_TEXT BLOCK_.
+--
Hash aggregate operator with flag exec.operator.aggregate.vectorize.use_spilling_operator enabled causing OOM issues

Hi,
with exec.operator.aggregate.vectorize.use_spilling_operator enabled:
[failure-flag-enabled.zip]
On the source PDS we have a timeseries data for 300 columns and partition by day and hour. We created a raw reflection on view created with aggregate operators min ,max,count…etc at hour level. We are getting the job getting killed closed connection exceptions. It is failing after accumulation of large volumes of data at hash aggregate operator. Disk spill is not happening to keep memory pressure down. Hence which eventually causing Kube process getting killed and restarting the executors.
with exec.operator.aggregate.vectorize.use_spilling_operator diabled:
[sucess.zip]
When we ran the same then we dont see any issues and the large volume of data is processed fine in hash aggregate operator in memory.

  Let us know is this a known issue. What should be done when we enable the flag exec.operator.aggregate.vectorize.use_spilling_operator to use disk and mitigate issue.
We do see slight performace deltas on eneabling and disabling the flags

dremio version:
24.2.11-202404102036120114-d9c69a0e

Thanks,
Pavan
sucess.zip (1.6 MB)
failure-flag-enabled.zip (1.5 MB)

[@Julian_Kiryakov] [@balaji.ramaswamy] can you investigate the memory issue?.


dd7128a5-bc5b-4b6b-a9ab-af583056c722.zip (1.6 MB)
I dont see any disk spill. This is success case. But there are scenarios we are getting OOM no disk spill happening. Please les us know the config to enable diskspilling for operators.

Here is a scenario where the Hash aggregate operator is failing without using disk spill.
26e4b5db-4b10-41f1-b854-307b2fe75643.zip (729.2 KB)
+--
_Data entries_.

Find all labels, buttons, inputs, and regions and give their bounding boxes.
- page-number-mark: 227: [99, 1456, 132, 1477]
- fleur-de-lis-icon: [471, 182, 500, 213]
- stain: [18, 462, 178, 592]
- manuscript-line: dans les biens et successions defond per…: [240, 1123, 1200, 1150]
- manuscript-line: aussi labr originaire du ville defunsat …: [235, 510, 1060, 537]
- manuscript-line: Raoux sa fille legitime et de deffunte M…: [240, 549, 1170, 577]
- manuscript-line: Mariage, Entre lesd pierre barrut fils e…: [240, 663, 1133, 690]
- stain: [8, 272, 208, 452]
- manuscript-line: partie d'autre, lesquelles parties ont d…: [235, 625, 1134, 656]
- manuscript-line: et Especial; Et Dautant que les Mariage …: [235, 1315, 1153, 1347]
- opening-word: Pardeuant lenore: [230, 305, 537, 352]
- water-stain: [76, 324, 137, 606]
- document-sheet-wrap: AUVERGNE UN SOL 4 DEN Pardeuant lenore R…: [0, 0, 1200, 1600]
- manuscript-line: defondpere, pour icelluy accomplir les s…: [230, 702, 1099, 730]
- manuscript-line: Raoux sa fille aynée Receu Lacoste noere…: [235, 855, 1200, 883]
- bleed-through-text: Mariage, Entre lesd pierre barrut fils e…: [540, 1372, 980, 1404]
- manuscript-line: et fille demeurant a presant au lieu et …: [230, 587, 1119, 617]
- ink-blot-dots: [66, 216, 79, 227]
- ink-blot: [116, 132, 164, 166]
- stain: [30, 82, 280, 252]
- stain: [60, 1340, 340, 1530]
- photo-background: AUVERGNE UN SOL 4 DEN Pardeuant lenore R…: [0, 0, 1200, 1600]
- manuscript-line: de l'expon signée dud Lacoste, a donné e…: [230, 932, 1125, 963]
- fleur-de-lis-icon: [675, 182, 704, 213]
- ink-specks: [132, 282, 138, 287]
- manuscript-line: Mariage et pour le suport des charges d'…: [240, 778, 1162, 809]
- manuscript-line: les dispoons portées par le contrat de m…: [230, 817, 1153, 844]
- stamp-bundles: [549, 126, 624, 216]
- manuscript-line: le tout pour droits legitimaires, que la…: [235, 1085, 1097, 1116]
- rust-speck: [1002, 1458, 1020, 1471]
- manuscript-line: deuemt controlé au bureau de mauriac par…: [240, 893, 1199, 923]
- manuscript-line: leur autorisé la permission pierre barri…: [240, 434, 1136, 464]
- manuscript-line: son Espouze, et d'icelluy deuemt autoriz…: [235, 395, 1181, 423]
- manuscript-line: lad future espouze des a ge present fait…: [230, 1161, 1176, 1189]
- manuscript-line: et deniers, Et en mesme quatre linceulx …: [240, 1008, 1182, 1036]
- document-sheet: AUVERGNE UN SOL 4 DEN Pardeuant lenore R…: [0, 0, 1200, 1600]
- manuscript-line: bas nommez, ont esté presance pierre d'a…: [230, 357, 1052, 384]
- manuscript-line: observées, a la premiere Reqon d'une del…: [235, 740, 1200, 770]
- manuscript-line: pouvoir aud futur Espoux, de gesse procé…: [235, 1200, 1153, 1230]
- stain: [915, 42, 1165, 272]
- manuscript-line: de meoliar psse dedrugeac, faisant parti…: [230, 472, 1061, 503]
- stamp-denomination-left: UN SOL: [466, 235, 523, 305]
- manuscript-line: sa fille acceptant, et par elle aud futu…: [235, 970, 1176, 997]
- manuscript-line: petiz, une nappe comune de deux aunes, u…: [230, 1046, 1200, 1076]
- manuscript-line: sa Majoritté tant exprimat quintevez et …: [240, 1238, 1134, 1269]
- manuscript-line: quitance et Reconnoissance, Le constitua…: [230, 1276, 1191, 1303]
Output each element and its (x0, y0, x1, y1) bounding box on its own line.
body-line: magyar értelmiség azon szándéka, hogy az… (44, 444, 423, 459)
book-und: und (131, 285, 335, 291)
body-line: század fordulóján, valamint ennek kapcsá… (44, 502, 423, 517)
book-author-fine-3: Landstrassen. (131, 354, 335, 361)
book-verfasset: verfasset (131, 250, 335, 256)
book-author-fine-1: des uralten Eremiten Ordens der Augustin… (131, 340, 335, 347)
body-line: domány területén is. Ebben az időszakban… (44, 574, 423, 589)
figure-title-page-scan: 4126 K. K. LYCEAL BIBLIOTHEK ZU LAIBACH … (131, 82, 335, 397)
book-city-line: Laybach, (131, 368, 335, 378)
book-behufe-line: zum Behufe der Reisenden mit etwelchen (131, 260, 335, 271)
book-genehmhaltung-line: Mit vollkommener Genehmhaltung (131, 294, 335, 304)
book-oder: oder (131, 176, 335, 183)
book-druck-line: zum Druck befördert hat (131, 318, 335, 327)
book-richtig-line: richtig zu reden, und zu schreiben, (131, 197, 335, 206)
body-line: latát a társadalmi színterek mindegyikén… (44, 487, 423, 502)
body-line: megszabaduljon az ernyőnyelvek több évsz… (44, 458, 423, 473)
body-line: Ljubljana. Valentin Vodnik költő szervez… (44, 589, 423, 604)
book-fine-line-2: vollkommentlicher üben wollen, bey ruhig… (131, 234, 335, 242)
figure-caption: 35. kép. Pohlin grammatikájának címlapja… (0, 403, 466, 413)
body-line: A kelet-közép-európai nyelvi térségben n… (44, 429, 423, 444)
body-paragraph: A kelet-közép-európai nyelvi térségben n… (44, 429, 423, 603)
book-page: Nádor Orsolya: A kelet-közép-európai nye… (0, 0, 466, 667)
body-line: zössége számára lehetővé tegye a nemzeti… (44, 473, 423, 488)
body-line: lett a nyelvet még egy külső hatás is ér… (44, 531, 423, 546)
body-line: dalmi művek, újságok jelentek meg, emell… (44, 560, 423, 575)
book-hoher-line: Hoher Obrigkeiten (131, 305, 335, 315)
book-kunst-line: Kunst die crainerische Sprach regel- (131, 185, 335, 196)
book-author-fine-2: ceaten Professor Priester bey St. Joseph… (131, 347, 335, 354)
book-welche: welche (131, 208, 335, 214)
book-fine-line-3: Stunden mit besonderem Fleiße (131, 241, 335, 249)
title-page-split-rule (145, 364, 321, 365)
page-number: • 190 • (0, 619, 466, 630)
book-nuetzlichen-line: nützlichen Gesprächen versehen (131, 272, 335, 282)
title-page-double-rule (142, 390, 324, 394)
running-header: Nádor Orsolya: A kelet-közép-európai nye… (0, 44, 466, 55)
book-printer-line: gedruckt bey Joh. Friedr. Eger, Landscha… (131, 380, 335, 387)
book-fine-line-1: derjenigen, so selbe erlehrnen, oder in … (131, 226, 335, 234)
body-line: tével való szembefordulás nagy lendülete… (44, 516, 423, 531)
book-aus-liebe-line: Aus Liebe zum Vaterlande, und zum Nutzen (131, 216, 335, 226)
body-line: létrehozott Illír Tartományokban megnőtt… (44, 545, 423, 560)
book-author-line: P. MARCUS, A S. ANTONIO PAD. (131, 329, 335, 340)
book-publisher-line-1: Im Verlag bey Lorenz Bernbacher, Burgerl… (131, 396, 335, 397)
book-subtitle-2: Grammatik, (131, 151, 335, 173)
+--
_JOB_. In the forum thread above about the hash aggregate operator, which Dremio version is reported?

_PROBLEM SOLUTION_. 24.2.11-202404102036120114-d9c69a0e